--- SUPPLIED MATERIAL ---
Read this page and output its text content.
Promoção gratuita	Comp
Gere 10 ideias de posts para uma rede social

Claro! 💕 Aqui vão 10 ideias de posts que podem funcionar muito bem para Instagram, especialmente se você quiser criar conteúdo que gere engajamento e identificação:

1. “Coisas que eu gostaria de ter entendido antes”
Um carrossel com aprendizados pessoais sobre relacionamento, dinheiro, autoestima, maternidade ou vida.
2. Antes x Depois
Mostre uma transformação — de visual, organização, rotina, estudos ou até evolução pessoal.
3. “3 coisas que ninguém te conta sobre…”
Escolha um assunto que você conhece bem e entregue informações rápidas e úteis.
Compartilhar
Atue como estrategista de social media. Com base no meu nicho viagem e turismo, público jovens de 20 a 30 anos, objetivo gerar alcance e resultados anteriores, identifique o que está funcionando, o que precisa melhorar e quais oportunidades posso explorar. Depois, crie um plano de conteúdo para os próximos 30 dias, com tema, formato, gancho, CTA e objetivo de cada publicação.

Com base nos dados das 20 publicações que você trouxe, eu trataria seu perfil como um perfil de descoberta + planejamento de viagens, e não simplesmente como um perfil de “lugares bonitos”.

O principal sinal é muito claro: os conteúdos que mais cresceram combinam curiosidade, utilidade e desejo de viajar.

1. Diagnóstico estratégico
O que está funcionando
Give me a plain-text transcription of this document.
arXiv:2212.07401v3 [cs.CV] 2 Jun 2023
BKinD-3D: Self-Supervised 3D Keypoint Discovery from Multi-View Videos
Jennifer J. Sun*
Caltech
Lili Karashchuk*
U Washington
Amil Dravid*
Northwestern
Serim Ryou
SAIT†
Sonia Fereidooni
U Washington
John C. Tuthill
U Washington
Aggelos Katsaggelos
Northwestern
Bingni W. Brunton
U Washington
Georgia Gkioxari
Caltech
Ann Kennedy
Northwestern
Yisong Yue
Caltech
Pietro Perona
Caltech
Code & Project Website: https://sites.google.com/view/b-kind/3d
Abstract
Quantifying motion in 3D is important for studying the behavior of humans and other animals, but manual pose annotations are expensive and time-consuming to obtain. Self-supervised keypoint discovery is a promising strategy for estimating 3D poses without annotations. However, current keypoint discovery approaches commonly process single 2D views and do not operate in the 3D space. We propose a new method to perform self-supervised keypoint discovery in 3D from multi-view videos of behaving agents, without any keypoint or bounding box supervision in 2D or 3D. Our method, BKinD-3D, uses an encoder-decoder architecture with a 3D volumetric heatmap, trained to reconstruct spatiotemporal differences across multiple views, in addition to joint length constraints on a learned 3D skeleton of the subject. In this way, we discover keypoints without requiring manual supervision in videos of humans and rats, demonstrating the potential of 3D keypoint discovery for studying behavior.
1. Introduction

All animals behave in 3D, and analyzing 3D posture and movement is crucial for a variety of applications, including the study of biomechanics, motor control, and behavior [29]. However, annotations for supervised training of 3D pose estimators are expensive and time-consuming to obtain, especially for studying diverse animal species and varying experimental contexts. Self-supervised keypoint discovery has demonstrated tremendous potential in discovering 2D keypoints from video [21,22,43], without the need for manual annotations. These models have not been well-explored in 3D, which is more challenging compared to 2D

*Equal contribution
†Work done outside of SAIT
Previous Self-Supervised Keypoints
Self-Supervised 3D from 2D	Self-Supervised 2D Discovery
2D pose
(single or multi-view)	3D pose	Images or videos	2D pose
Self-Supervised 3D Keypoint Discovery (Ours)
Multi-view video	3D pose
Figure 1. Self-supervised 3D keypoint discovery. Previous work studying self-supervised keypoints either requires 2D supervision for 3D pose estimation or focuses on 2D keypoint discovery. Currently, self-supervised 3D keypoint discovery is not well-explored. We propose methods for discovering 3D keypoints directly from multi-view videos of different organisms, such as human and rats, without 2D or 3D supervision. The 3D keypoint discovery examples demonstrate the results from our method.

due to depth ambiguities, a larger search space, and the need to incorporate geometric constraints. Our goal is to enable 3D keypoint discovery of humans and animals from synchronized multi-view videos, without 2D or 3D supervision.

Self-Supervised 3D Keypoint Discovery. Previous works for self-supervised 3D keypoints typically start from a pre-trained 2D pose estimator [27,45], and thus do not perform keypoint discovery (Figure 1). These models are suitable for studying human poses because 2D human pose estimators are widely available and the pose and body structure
---
List all lines holding the string "como".

**RESULT BELOW**
Atue como estrategista de social media. Com base no meu nicho viagem e turismo, público jovens de 20 a 30 anos, objetivo gerar alcance e resultados anteriores, identifique o que está funcionando, o que precisa melhorar e quais oportunidades posso explorar. Depois, crie um plano de conteúdo para os próximos 30 dias, com tema, formato, gancho, CTA e objetivo de cada publicação.
Com base nos dados das 20 publicações que você trouxe, eu trataria seu perfil como um perfil de descoberta + planejamento de viagens, e não simplesmente como um perfil de “lugares bonitos”.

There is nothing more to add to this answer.